■ AIM: Transcribe the material word for word, but without the images.

■ DATA LISTING:
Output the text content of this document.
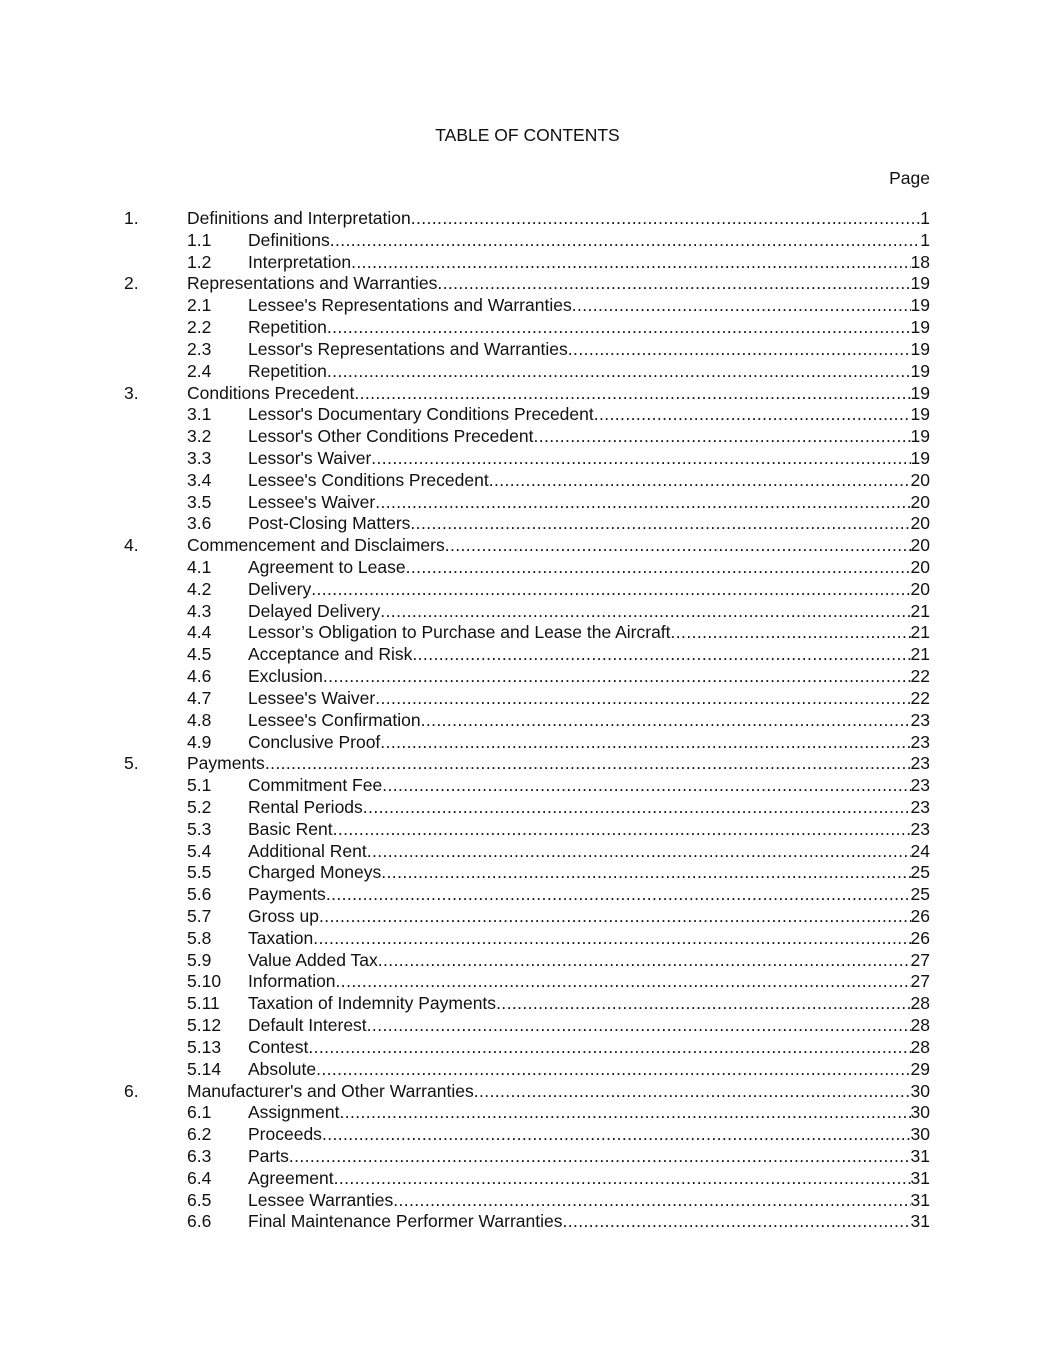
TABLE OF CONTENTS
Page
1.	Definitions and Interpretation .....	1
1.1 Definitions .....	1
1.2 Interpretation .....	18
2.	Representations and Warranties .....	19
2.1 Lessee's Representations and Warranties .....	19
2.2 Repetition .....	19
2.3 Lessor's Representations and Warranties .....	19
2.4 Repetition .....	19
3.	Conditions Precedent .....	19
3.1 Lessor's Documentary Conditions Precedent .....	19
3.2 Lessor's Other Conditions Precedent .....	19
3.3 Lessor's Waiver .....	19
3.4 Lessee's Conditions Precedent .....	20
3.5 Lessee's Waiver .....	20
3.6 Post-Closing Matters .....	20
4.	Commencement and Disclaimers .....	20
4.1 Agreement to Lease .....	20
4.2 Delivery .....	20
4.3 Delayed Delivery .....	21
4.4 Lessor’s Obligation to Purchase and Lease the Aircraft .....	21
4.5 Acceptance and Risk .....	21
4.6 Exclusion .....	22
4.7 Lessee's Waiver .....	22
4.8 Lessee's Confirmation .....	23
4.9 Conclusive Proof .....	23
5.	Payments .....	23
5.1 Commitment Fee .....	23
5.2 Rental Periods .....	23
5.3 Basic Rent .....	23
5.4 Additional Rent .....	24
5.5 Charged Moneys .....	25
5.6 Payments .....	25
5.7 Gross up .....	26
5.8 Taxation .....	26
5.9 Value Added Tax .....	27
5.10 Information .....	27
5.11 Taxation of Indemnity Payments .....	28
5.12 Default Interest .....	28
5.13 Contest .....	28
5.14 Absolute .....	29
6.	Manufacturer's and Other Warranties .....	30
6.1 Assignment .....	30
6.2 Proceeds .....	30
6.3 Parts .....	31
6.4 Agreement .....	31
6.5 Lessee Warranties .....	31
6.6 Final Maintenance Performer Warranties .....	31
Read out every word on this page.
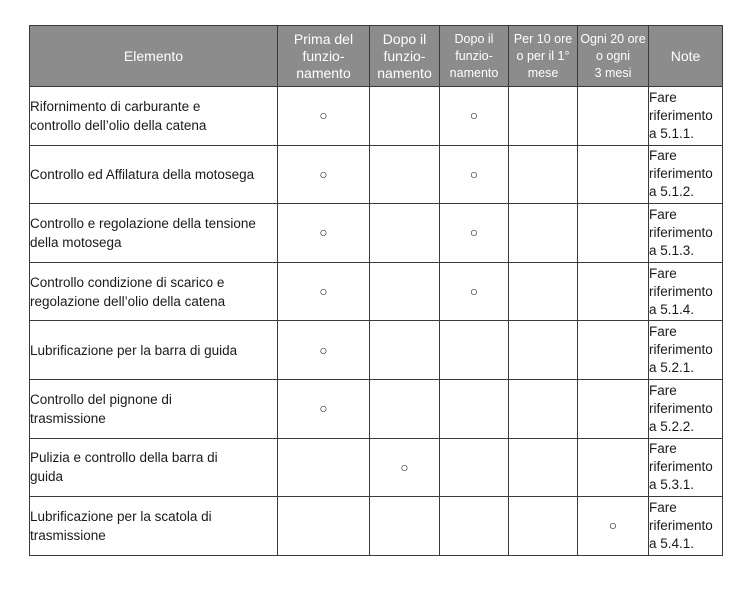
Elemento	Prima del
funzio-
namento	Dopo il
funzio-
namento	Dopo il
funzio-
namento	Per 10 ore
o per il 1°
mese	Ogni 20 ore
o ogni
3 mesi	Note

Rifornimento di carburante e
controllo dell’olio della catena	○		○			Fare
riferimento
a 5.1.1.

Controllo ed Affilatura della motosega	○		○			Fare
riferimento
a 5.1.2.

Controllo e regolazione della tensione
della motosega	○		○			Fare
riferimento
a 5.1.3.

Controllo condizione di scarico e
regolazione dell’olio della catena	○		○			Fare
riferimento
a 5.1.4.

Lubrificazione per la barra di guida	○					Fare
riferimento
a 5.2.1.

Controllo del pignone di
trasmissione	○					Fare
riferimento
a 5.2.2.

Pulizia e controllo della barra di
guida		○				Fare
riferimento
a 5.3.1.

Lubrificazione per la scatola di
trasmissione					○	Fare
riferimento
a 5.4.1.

■ CORRECT RESULT:
Output the text content of this document.
TABLE OF CONTENTS
Page
1.	Definitions and Interpretation .....	1
1.1 Definitions .....	1
1.2 Interpretation .....	18
2.	Representations and Warranties .....	19
2.1 Lessee's Representations and Warranties .....	19
2.2 Repetition .....	19
2.3 Lessor's Representations and Warranties .....	19
2.4 Repetition .....	19
3.	Conditions Precedent .....	19
3.1 Lessor's Documentary Conditions Precedent .....	19
3.2 Lessor's Other Conditions Precedent .....	19
3.3 Lessor's Waiver .....	19
3.4 Lessee's Conditions Precedent .....	20
3.5 Lessee's Waiver .....	20
3.6 Post-Closing Matters .....	20
4.	Commencement and Disclaimers .....	20
4.1 Agreement to Lease .....	20
4.2 Delivery .....	20
4.3 Delayed Delivery .....	21
4.4 Lessor’s Obligation to Purchase and Lease the Aircraft .....	21
4.5 Acceptance and Risk .....	21
4.6 Exclusion .....	22
4.7 Lessee's Waiver .....	22
4.8 Lessee's Confirmation .....	23
4.9 Conclusive Proof .....	23
5.	Payments .....	23
5.1 Commitment Fee .....	23
5.2 Rental Periods .....	23
5.3 Basic Rent .....	23
5.4 Additional Rent .....	24
5.5 Charged Moneys .....	25
5.6 Payments .....	25
5.7 Gross up .....	26
5.8 Taxation .....	26
5.9 Value Added Tax .....	27
5.10 Information .....	27
5.11 Taxation of Indemnity Payments .....	28
5.12 Default Interest .....	28
5.13 Contest .....	28
5.14 Absolute .....	29
6.	Manufacturer's and Other Warranties .....	30
6.1 Assignment .....	30
6.2 Proceeds .....	30
6.3 Parts .....	31
6.4 Agreement .....	31
6.5 Lessee Warranties .....	31
6.6 Final Maintenance Performer Warranties .....	31
Read out every word on this page.
Elemento	Prima del
funzio-
namento	Dopo il
funzio-
namento	Dopo il
funzio-
namento	Per 10 ore
o per il 1°
mese	Ogni 20 ore
o ogni
3 mesi	Note

Rifornimento di carburante e
controllo dell’olio della catena	○		○			Fare
riferimento
a 5.1.1.

Controllo ed Affilatura della motosega	○		○			Fare
riferimento
a 5.1.2.

Controllo e regolazione della tensione
della motosega	○		○			Fare
riferimento
a 5.1.3.

Controllo condizione di scarico e
regolazione dell’olio della catena	○		○			Fare
riferimento
a 5.1.4.

Lubrificazione per la barra di guida	○					Fare
riferimento
a 5.2.1.

Controllo del pignone di
trasmissione	○					Fare
riferimento
a 5.2.2.

Pulizia e controllo della barra di
guida		○				Fare
riferimento
a 5.3.1.

Lubrificazione per la scatola di
trasmissione					○	Fare
riferimento
a 5.4.1.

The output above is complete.